## Work to be completed
Keep only the lines of the listing that include the word "Exchanges", and copy them.

start Data to process

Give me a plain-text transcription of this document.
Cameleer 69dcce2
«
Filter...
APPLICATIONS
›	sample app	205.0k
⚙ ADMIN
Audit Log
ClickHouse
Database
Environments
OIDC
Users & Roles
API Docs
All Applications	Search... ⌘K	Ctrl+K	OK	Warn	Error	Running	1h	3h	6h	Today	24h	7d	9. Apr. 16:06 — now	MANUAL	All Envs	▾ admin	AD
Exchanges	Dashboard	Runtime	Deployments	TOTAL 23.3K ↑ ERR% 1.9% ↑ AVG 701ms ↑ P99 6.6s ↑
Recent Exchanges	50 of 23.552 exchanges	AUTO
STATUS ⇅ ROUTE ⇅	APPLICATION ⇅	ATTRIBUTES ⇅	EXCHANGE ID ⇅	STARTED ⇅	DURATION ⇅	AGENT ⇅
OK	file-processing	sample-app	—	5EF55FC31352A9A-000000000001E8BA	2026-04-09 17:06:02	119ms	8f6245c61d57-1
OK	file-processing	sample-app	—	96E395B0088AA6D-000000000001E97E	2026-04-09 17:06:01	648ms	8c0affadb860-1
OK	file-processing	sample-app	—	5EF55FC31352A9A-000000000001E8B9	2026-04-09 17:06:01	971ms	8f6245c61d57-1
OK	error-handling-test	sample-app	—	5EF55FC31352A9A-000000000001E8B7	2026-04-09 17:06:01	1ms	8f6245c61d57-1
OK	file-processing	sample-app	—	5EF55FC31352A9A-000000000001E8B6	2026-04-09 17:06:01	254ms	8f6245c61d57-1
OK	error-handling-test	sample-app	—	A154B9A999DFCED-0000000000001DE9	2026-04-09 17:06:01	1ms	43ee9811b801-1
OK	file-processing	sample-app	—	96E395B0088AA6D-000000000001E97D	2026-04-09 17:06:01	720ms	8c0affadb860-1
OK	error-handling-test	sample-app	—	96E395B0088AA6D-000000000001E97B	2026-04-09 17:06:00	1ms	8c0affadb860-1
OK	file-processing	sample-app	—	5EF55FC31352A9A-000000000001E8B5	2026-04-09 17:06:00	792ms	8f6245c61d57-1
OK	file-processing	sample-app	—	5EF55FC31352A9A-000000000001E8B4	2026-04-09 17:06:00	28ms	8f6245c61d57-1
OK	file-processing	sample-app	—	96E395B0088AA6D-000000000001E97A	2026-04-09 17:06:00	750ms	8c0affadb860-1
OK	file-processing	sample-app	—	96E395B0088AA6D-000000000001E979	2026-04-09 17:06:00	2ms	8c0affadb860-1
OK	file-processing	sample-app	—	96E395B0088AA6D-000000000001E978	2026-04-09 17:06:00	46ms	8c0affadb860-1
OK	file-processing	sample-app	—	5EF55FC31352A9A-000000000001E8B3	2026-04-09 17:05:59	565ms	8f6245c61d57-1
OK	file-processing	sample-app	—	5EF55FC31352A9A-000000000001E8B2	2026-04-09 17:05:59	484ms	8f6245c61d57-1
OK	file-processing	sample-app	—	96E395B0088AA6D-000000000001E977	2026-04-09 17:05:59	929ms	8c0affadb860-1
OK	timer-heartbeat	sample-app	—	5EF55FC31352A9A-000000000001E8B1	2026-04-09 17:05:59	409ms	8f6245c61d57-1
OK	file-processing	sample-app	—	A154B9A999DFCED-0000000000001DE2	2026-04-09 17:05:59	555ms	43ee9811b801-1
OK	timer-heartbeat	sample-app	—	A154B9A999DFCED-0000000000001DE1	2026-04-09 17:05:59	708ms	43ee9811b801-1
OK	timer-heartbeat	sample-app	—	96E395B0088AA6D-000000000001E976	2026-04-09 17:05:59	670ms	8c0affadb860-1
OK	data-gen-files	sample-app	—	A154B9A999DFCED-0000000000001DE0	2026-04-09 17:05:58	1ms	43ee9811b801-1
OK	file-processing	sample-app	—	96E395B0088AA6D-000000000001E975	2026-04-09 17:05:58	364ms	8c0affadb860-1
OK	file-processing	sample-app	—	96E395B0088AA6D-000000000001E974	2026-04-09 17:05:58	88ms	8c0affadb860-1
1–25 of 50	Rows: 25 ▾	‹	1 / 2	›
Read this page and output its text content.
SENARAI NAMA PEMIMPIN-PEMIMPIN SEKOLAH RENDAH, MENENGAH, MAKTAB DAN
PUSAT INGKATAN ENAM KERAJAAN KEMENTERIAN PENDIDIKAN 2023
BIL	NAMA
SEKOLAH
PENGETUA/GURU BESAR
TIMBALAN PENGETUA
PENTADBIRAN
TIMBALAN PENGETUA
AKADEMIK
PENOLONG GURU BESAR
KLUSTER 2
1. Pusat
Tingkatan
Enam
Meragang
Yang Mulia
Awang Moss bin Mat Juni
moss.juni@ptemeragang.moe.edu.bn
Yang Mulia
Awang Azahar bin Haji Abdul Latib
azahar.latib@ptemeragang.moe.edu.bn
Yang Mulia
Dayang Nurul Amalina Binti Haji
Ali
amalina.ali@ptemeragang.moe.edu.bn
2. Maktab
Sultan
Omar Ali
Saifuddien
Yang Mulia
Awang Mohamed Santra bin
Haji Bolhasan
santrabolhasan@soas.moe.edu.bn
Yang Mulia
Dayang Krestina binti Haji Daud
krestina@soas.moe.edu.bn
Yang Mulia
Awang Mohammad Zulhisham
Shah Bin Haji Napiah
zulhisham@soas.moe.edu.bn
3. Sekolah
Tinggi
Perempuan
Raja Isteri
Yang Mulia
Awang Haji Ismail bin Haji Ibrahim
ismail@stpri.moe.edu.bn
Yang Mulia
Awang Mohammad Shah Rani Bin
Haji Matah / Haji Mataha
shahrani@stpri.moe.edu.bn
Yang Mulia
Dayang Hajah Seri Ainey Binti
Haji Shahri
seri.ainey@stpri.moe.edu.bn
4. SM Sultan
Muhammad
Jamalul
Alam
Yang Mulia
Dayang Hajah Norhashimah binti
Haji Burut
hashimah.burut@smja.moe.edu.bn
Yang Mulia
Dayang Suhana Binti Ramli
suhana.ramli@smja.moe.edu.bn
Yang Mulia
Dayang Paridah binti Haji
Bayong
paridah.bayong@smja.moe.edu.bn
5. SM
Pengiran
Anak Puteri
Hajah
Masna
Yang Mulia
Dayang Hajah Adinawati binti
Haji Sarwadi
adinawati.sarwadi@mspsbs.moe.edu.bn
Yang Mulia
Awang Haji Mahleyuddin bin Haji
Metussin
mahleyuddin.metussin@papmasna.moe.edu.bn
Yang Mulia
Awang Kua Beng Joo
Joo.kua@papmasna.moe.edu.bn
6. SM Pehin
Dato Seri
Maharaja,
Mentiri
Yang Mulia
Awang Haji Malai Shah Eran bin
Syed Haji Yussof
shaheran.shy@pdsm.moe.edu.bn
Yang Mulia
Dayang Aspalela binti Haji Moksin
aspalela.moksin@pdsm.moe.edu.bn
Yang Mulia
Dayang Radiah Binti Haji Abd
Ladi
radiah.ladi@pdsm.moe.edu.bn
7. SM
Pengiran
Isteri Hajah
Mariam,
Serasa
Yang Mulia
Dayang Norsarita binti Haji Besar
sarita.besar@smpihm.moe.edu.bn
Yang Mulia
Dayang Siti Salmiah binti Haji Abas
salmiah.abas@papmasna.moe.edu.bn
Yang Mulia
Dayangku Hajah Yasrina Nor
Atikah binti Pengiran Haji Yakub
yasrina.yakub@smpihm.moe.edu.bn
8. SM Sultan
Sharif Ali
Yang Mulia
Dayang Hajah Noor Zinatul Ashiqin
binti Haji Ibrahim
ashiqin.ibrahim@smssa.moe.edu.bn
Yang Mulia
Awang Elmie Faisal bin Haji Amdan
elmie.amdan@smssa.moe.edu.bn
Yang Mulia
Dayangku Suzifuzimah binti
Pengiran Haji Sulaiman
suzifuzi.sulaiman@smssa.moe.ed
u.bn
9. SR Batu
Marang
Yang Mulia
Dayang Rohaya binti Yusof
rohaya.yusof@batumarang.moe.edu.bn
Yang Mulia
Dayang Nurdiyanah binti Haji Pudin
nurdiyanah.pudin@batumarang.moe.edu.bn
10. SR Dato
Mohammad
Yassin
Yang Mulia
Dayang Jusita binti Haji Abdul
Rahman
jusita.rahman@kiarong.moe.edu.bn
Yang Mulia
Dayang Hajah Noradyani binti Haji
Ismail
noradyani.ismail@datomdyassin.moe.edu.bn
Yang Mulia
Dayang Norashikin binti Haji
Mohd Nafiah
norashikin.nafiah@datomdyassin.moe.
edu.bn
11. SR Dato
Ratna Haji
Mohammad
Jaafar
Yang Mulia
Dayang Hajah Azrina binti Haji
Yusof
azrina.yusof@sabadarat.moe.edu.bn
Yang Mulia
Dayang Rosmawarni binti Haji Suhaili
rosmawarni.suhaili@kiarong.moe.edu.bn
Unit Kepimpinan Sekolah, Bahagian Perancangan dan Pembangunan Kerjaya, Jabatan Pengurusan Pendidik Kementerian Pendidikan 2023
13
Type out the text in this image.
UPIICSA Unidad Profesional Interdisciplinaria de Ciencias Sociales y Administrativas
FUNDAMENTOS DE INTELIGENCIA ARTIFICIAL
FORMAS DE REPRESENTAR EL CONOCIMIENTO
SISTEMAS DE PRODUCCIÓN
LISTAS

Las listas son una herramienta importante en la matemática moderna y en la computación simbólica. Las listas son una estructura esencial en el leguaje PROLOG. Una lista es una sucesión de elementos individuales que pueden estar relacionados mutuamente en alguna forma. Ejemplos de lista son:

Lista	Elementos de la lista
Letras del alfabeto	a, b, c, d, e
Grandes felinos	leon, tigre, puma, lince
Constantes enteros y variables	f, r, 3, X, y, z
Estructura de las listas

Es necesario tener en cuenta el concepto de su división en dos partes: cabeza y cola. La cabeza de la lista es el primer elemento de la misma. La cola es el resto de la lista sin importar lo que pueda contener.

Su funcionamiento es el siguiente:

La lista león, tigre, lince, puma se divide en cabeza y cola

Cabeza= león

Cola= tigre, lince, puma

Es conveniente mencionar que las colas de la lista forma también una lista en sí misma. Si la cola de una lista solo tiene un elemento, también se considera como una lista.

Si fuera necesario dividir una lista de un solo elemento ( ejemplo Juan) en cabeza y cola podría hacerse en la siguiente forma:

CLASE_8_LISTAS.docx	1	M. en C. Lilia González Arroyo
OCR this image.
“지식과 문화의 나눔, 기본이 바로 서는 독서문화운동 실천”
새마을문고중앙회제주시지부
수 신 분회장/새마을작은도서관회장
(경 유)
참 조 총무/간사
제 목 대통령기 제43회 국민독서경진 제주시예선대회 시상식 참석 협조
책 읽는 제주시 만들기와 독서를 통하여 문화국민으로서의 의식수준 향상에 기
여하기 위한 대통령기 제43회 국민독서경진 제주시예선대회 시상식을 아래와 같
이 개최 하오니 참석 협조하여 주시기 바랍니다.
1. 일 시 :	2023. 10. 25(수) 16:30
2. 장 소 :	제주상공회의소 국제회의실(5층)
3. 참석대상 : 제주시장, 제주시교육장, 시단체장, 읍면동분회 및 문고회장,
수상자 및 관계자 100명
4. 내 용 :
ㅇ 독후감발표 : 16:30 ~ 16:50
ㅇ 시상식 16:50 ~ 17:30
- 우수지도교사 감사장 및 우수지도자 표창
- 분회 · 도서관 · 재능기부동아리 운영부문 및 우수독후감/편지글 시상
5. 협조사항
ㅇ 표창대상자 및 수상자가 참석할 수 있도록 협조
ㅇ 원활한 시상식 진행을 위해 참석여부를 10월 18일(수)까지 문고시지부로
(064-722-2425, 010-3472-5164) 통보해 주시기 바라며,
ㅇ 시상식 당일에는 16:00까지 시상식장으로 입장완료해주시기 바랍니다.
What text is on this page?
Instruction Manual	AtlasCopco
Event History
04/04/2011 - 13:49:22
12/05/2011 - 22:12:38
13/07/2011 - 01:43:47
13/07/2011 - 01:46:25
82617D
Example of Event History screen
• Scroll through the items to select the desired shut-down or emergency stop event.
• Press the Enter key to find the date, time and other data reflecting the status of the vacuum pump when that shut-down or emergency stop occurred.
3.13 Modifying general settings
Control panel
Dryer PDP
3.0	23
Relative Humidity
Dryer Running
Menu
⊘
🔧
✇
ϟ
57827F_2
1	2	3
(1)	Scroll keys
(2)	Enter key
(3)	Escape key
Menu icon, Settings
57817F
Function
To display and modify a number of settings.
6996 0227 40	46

end Data to process

## The output
Exchanges	Dashboard	Runtime	Deployments	TOTAL 23.3K ↑ ERR% 1.9% ↑ AVG 701ms ↑ P99 6.6s ↑
Recent Exchanges	50 of 23.552 exchanges	AUTO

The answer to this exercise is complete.